*Directive*
Take each line containing the word "background" and copy it.

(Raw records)
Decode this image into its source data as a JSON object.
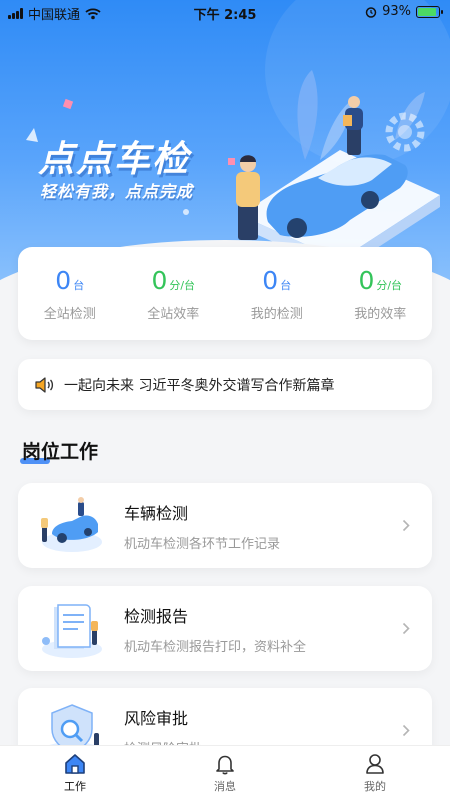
{
  "status_bar": {
    "carrier": "中国联通",
    "time": "下午 2:45",
    "battery": "93%"
  },
  "banner": {
    "title": "点点车检",
    "slogan": "轻松有我，点点完成"
  },
  "stats": [
    {
      "value": "0",
      "unit": "台",
      "label": "全站检测",
      "color": "#3d86f5"
    },
    {
      "value": "0",
      "unit": "分/台",
      "label": "全站效率",
      "color": "#34c45a"
    },
    {
      "value": "0",
      "unit": "台",
      "label": "我的检测",
      "color": "#3d86f5"
    },
    {
      "value": "0",
      "unit": "分/台",
      "label": "我的效率",
      "color": "#34c45a"
    }
  ],
  "notice": {
    "icon": "speaker-icon",
    "text": "一起向未来 习近平冬奥外交谱写合作新篇章"
  },
  "section": {
    "title": "岗位工作"
  },
  "work_items": [
    {
      "title": "车辆检测",
      "desc": "机动车检测各环节工作记录",
      "icon": "car-inspection-illustration"
    },
    {
      "title": "检测报告",
      "desc": "机动车检测报告打印，资料补全",
      "icon": "report-illustration"
    },
    {
      "title": "风险审批",
      "desc": "检测风险审批",
      "icon": "risk-approval-illustration"
    }
  ],
  "tabs": [
    {
      "label": "工作",
      "icon": "home-icon",
      "active": true
    },
    {
      "label": "消息",
      "icon": "bell-icon",
      "active": false
    },
    {
      "label": "我的",
      "icon": "user-icon",
      "active": false
    }
  ],
  "colors": {
    "accent": "#3d86f5",
    "green": "#34c45a",
    "banner_top": "#2f8bf6"
  }
}
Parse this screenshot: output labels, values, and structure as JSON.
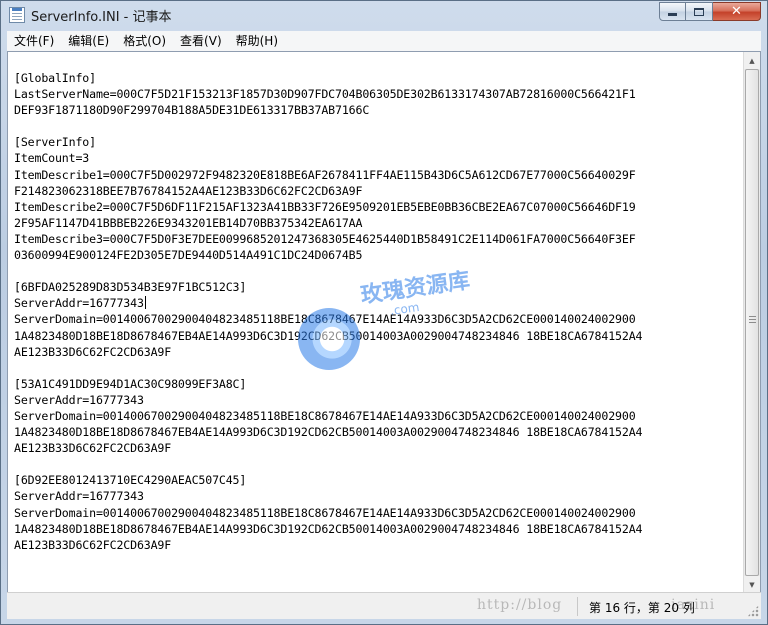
{
  "window": {
    "title": "ServerInfo.INI - 记事本",
    "minimize_label": "",
    "maximize_label": "",
    "close_label": "✕"
  },
  "menu": [
    "文件(F)",
    "编辑(E)",
    "格式(O)",
    "查看(V)",
    "帮助(H)"
  ],
  "editor": {
    "lines": [
      "[GlobalInfo]",
      "LastServerName=000C7F5D21F153213F1857D30D907FDC704B06305DE302B6133174307AB72816000C566421F1",
      "DEF93F1871180D90F299704B188A5DE31DE613317BB37AB7166C",
      "",
      "[ServerInfo]",
      "ItemCount=3",
      "ItemDescribe1=000C7F5D002972F9482320E818BE6AF2678411FF4AE115B43D6C5A612CD67E77000C56640029F",
      "F214823062318BEE7B76784152A4AE123B33D6C62FC2CD63A9F",
      "ItemDescribe2=000C7F5D6DF11F215AF1323A41BB33F726E9509201EB5EBE0BB36CBE2EA67C07000C56646DF19",
      "2F95AF1147D41BBBEB226E9343201EB14D70BB375342EA617AA",
      "ItemDescribe3=000C7F5D0F3E7DEE0099685201247368305E4625440D1B58491C2E114D061FA7000C56640F3EF",
      "03600994E900124FE2D305E7DE9440D514A491C1DC24D0674B5",
      "",
      "[6BFDA025289D83D534B3E97F1BC512C3]",
      "ServerAddr=16777343",
      "ServerDomain=00140067002900404823485118BE18C8678467E14AE14A933D6C3D5A2CD62CE000140024002900",
      "1A4823480D18BE18D8678467EB4AE14A993D6C3D192CD62CB50014003A0029004748234846 18BE18CA6784152A4",
      "AE123B33D6C62FC2CD63A9F",
      "",
      "[53A1C491DD9E94D1AC30C98099EF3A8C]",
      "ServerAddr=16777343",
      "ServerDomain=00140067002900404823485118BE18C8678467E14AE14A933D6C3D5A2CD62CE000140024002900",
      "1A4823480D18BE18D8678467EB4AE14A993D6C3D192CD62CB50014003A0029004748234846 18BE18CA6784152A4",
      "AE123B33D6C62FC2CD63A9F",
      "",
      "[6D92EE8012413710EC4290AEAC507C45]",
      "ServerAddr=16777343",
      "ServerDomain=00140067002900404823485118BE18C8678467E14AE14A933D6C3D5A2CD62CE000140024002900",
      "1A4823480D18BE18D8678467EB4AE14A993D6C3D192CD62CB50014003A0029004748234846 18BE18CA6784152A4",
      "AE123B33D6C62FC2CD63A9F"
    ],
    "caret_line": 14
  },
  "watermark": {
    "text": "玫瑰资源库",
    "sub": ".com",
    "url_visible": "http://blog",
    "url_tail": "iazini"
  },
  "statusbar": {
    "position": "第 16 行，第 20 列"
  },
  "icons": {
    "app": "notepad-icon",
    "scroll_up": "chevron-up-icon",
    "scroll_down": "chevron-down-icon",
    "resize": "resize-grip-icon"
  }
}
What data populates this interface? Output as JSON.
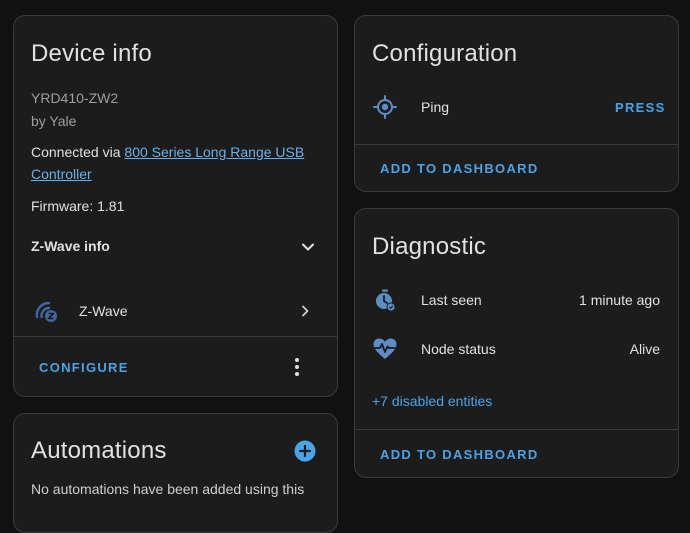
{
  "colors": {
    "background": "#111111",
    "card": "#1c1c1c",
    "border": "#3a3a3a",
    "accent": "#4aa3e6",
    "icon": "#5c8ec6",
    "text": "#e1e1e1",
    "muted": "#9e9e9e"
  },
  "device_info": {
    "title": "Device info",
    "model": "YRD410-ZW2",
    "manufacturer": "by Yale",
    "connected_prefix": "Connected via ",
    "connected_link_line1": "800 Series Long Range USB",
    "connected_link_line2": "Controller",
    "firmware": "Firmware: 1.81",
    "zwave_info_label": "Z-Wave info",
    "zwave_label": "Z-Wave",
    "configure_label": "CONFIGURE"
  },
  "automations": {
    "title": "Automations",
    "partial_text": "No automations have been added using this"
  },
  "configuration": {
    "title": "Configuration",
    "ping_label": "Ping",
    "press_label": "PRESS",
    "add_to_dashboard_label": "ADD TO DASHBOARD"
  },
  "diagnostic": {
    "title": "Diagnostic",
    "last_seen_label": "Last seen",
    "last_seen_value": "1 minute ago",
    "node_status_label": "Node status",
    "node_status_value": "Alive",
    "disabled_entities_label": "+7 disabled entities",
    "add_to_dashboard_label": "ADD TO DASHBOARD"
  }
}
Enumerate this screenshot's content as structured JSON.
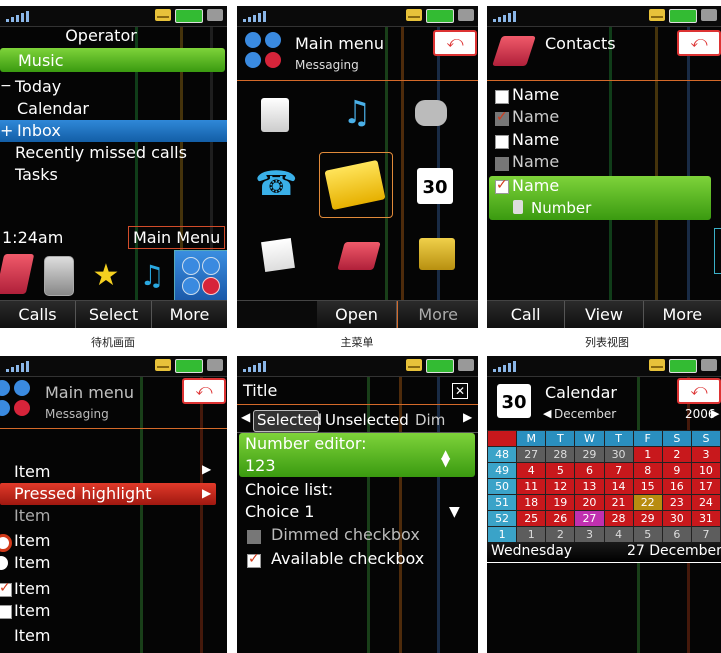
{
  "captions": {
    "s1": "待机画面",
    "s2": "主菜单",
    "s3": "列表视图"
  },
  "s1": {
    "operator": "Operator",
    "music": "Music",
    "today": "Today",
    "calendar": "Calendar",
    "inbox": "Inbox",
    "missed": "Recently missed calls",
    "tasks": "Tasks",
    "time": "1:24am",
    "main_menu": "Main Menu",
    "softkeys": [
      "Calls",
      "Select",
      "More"
    ]
  },
  "s2": {
    "title": "Main menu",
    "subtitle": "Messaging",
    "softkeys": [
      "Open",
      "More"
    ],
    "calendar_num": "30"
  },
  "s3": {
    "title": "Contacts",
    "items": [
      "Name",
      "Name",
      "Name",
      "Name",
      "Name"
    ],
    "number": "Number",
    "softkeys": [
      "Call",
      "View",
      "More"
    ]
  },
  "s4": {
    "title": "Main menu",
    "subtitle": "Messaging",
    "items": [
      "Item",
      "Pressed highlight",
      "Item",
      "Item",
      "Item",
      "Item",
      "Item",
      "Item"
    ]
  },
  "s5": {
    "title": "Title",
    "tabs": [
      "Selected",
      "Unselected",
      "Dim"
    ],
    "editor_label": "Number editor:",
    "editor_value": "123",
    "choice_label": "Choice list:",
    "choice_value": "Choice 1",
    "dimmed": "Dimmed checkbox",
    "available": "Available checkbox"
  },
  "s6": {
    "title": "Calendar",
    "month": "December",
    "year": "2006",
    "calendar_num": "30",
    "days": [
      "M",
      "T",
      "W",
      "T",
      "F",
      "S",
      "S"
    ],
    "weeks": [
      {
        "wk": "48",
        "d": [
          "27",
          "28",
          "29",
          "30",
          "1",
          "2",
          "3"
        ]
      },
      {
        "wk": "49",
        "d": [
          "4",
          "5",
          "6",
          "7",
          "8",
          "9",
          "10"
        ]
      },
      {
        "wk": "50",
        "d": [
          "11",
          "12",
          "13",
          "14",
          "15",
          "16",
          "17"
        ]
      },
      {
        "wk": "51",
        "d": [
          "18",
          "19",
          "20",
          "21",
          "22",
          "23",
          "24"
        ]
      },
      {
        "wk": "52",
        "d": [
          "25",
          "26",
          "27",
          "28",
          "29",
          "30",
          "31"
        ]
      },
      {
        "wk": "1",
        "d": [
          "1",
          "2",
          "3",
          "4",
          "5",
          "6",
          "7"
        ]
      }
    ],
    "weekday": "Wednesday",
    "date": "27 December"
  },
  "colors": {
    "green": "#5bb51e",
    "blue": "#1f6fbf",
    "red": "#c8181c"
  }
}
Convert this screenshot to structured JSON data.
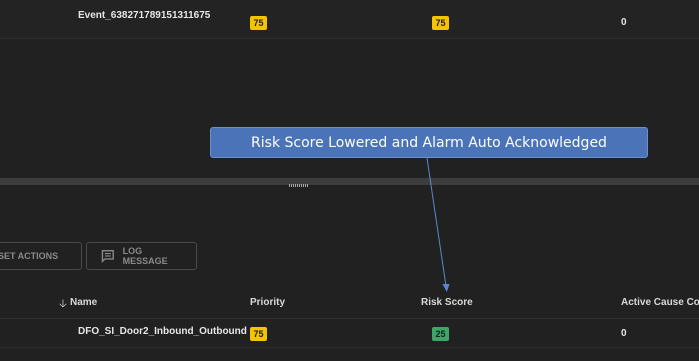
{
  "top_row": {
    "name": "Event_638271789151311675",
    "priority": "75",
    "risk_score": "75",
    "active_cause_count": "0"
  },
  "toolbar": {
    "reset_actions_label": "SET ACTIONS",
    "log_message_label": "LOG MESSAGE"
  },
  "table": {
    "columns": {
      "name": "Name",
      "priority": "Priority",
      "risk_score": "Risk Score",
      "active_cause_count": "Active Cause Coun"
    },
    "rows": [
      {
        "name": "DFO_SI_Door2_Inbound_Outbound",
        "priority": "75",
        "risk_score": "25",
        "active_cause_count": "0"
      }
    ]
  },
  "callout": {
    "text": "Risk Score Lowered and Alarm Auto Acknowledged"
  },
  "colors": {
    "background": "#212121",
    "priority_badge": "#f5c400",
    "risk_badge_low": "#3ba767",
    "callout": "#4a73b8"
  },
  "icons": {
    "sort": "arrow-down-icon",
    "log_message": "message-icon",
    "splitter": "grip-icon"
  }
}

*Solution*
    "background": "#111111",
    "background": "#212121",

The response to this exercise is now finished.